> **Work to be completed**: Identify and copy all lines of the material where the string "Monitor" is found.
---------------
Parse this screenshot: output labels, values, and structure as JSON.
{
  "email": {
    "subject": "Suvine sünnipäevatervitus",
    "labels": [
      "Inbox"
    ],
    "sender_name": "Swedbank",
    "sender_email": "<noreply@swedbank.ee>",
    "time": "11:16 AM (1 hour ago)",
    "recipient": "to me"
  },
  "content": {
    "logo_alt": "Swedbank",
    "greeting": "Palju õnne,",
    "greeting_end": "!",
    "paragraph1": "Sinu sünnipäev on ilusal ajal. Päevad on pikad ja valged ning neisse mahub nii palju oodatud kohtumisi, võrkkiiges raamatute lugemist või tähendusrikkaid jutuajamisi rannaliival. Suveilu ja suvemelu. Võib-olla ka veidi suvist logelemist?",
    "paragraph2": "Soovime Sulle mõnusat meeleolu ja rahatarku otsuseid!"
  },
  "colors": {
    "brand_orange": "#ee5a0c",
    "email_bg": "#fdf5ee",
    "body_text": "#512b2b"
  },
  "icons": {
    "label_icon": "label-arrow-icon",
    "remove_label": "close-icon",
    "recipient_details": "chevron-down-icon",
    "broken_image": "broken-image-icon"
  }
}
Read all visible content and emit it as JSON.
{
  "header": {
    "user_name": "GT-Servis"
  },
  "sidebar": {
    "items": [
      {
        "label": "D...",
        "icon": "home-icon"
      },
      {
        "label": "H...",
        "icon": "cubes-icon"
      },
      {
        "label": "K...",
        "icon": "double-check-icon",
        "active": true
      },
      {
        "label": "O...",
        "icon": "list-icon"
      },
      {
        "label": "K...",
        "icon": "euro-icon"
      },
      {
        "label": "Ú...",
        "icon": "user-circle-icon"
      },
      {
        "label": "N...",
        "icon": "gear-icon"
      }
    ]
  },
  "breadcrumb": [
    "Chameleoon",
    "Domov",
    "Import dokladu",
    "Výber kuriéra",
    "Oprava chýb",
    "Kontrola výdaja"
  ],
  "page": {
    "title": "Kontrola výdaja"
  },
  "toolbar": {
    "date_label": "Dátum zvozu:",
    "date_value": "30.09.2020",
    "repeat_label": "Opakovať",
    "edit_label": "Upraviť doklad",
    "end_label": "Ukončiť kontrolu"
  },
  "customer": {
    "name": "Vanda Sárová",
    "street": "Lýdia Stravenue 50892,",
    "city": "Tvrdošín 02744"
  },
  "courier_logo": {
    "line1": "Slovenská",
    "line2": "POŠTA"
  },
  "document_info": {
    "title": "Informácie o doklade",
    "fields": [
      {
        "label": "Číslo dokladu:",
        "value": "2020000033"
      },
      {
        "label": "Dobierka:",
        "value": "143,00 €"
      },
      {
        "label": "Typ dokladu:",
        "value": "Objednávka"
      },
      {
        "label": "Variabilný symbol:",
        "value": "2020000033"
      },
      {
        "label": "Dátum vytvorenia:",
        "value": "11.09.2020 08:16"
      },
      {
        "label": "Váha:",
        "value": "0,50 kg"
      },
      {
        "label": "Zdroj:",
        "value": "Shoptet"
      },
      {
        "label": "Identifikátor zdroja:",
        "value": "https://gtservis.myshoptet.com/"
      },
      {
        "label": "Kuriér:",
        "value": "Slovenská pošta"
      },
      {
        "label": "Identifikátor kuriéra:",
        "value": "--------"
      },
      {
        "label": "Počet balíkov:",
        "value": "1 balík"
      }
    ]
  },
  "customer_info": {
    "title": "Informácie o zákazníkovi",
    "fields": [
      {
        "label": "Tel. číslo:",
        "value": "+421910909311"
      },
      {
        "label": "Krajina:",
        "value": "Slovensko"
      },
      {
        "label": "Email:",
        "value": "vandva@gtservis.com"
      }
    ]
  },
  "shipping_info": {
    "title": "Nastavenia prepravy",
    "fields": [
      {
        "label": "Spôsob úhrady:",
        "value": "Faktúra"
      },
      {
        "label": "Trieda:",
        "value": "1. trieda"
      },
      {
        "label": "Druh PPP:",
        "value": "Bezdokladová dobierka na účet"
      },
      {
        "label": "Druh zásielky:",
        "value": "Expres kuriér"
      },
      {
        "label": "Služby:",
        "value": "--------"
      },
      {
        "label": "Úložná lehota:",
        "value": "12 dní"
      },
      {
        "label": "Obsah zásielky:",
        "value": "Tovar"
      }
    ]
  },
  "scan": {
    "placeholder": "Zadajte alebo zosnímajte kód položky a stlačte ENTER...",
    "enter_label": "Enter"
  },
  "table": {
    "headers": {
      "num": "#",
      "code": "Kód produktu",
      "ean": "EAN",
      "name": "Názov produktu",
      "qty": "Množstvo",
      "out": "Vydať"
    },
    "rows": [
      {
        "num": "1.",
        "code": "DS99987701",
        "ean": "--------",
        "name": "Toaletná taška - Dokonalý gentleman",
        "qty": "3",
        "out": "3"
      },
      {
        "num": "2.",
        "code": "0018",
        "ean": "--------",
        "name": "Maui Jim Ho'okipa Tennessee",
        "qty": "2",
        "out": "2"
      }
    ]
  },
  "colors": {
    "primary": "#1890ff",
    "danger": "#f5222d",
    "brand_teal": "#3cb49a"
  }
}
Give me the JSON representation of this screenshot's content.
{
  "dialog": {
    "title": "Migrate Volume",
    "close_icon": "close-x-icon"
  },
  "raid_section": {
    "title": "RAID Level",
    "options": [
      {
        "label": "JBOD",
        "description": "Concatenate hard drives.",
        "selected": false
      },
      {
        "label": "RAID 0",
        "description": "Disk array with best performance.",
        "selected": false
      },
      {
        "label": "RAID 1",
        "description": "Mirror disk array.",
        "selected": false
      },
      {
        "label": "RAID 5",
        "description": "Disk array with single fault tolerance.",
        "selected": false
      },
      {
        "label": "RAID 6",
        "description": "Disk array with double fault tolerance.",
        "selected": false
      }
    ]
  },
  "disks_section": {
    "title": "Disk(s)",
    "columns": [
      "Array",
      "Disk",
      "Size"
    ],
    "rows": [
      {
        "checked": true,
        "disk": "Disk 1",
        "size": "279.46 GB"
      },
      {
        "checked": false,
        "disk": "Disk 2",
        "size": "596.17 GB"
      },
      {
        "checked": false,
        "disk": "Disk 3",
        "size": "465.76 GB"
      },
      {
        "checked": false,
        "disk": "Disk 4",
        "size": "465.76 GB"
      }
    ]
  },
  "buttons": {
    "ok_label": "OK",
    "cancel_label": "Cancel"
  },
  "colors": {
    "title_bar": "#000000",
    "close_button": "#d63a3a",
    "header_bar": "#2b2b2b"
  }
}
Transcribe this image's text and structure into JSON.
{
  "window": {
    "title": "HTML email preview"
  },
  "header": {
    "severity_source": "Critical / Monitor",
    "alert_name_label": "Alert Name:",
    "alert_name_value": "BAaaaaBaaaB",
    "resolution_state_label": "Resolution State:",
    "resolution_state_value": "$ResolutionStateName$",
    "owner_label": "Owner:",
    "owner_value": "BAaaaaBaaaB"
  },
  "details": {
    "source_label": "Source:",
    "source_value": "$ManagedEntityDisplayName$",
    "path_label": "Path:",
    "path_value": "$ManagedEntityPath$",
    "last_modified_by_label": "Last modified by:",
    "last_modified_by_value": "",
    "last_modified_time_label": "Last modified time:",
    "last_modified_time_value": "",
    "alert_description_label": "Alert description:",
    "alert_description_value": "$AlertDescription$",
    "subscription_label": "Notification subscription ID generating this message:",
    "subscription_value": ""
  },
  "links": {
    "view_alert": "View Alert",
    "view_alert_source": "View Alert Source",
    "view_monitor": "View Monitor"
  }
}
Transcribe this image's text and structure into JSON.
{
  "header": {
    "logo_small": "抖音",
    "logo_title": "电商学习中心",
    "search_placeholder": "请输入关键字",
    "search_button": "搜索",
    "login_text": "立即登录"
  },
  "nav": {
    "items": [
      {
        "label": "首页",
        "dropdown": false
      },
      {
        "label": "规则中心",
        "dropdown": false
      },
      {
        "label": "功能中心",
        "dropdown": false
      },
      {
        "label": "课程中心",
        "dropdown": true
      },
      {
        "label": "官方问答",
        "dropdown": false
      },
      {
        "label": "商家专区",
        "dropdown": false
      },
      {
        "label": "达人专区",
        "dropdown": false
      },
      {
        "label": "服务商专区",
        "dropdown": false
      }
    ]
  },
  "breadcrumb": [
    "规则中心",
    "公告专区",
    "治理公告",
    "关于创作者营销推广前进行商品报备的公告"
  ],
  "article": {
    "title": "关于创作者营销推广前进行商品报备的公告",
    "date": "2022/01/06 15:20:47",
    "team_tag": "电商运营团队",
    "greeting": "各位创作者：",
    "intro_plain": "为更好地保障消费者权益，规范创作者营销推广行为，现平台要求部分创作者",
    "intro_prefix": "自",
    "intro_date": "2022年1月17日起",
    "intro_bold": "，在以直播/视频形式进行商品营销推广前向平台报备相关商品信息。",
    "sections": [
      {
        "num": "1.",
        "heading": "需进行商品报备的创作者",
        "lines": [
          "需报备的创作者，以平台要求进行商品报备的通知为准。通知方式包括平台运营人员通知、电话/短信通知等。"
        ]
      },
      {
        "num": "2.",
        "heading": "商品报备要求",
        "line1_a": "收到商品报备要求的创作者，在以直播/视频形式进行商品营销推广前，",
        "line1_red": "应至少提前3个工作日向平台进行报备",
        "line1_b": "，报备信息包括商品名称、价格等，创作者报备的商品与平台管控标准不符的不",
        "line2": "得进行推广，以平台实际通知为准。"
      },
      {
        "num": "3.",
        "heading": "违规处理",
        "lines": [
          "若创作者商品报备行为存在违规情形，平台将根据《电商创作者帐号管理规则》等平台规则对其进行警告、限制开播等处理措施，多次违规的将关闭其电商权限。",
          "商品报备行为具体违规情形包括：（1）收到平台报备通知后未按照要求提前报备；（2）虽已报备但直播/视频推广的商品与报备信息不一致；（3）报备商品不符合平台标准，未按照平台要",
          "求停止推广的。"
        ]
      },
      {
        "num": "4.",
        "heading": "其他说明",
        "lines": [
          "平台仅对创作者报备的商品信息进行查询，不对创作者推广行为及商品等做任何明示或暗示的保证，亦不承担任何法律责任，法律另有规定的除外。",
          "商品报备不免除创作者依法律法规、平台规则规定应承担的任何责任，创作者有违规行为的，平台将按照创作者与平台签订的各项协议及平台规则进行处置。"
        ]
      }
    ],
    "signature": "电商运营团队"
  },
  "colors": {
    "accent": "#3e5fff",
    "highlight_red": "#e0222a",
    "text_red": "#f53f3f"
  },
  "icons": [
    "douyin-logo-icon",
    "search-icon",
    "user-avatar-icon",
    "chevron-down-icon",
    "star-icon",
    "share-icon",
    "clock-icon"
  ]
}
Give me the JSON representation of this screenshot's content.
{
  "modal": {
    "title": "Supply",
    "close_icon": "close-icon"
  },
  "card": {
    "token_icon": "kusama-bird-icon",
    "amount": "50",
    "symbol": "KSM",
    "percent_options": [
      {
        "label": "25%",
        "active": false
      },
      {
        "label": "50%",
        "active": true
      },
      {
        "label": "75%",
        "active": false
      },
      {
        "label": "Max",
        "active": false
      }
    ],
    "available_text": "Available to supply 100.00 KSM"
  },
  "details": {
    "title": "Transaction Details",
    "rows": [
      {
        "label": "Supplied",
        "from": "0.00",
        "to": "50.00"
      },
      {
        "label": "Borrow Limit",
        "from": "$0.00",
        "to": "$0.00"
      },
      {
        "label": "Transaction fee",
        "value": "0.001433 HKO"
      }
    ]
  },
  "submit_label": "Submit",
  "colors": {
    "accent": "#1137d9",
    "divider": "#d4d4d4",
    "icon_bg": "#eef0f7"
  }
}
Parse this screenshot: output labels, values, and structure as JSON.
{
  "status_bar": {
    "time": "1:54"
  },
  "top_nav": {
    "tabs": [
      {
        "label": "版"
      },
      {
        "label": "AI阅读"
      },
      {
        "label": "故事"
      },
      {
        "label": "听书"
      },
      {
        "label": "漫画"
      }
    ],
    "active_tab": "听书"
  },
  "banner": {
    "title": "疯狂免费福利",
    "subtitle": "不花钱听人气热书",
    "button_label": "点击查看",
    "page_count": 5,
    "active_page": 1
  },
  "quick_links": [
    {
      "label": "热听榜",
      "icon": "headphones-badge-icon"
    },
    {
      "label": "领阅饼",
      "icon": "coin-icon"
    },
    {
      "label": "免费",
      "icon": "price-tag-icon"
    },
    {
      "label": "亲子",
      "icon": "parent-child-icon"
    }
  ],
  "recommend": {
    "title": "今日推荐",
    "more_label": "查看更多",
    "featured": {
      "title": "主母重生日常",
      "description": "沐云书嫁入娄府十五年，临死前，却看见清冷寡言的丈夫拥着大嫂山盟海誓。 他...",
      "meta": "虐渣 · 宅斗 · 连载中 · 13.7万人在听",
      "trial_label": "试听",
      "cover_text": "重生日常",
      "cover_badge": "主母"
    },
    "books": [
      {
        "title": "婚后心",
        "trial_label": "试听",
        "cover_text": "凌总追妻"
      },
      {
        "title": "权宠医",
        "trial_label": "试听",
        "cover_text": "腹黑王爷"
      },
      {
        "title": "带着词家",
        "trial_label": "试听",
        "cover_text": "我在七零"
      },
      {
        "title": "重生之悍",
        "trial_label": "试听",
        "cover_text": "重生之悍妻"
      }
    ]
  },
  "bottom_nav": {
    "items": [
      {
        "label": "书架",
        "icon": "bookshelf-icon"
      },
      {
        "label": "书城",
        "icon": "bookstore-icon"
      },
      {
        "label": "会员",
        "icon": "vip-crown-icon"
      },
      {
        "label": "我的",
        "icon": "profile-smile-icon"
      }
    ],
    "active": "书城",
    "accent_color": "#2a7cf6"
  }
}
---------------
> **Worked solution**:
    "severity_source": "Critical / Monitor",
    "view_monitor": "View Monitor"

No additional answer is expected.